STORED DATA:
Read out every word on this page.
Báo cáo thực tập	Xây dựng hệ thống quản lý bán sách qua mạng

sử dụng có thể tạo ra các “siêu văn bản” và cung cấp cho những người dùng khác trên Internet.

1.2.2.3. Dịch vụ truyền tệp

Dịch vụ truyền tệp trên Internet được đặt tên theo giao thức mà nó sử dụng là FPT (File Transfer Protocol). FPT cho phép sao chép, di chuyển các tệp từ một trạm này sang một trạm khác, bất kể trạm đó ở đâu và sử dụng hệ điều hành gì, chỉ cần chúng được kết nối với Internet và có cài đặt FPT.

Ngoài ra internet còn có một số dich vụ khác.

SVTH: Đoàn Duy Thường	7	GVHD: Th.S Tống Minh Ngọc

TASK PROMPT: Return all of the entries exactly as they were supplied.

SOLUTION BELOW:
Read out every word on this page.
Báo cáo thực tập	Xây dựng hệ thống quản lý bán sách qua mạng

sử dụng có thể tạo ra các “siêu văn bản” và cung cấp cho những người dùng khác trên Internet.

1.2.2.3. Dịch vụ truyền tệp

Dịch vụ truyền tệp trên Internet được đặt tên theo giao thức mà nó sử dụng là FPT (File Transfer Protocol). FPT cho phép sao chép, di chuyển các tệp từ một trạm này sang một trạm khác, bất kể trạm đó ở đâu và sử dụng hệ điều hành gì, chỉ cần chúng được kết nối với Internet và có cài đặt FPT.

Ngoài ra internet còn có một số dich vụ khác.

SVTH: Đoàn Duy Thường	7	GVHD: Th.S Tống Minh Ngọc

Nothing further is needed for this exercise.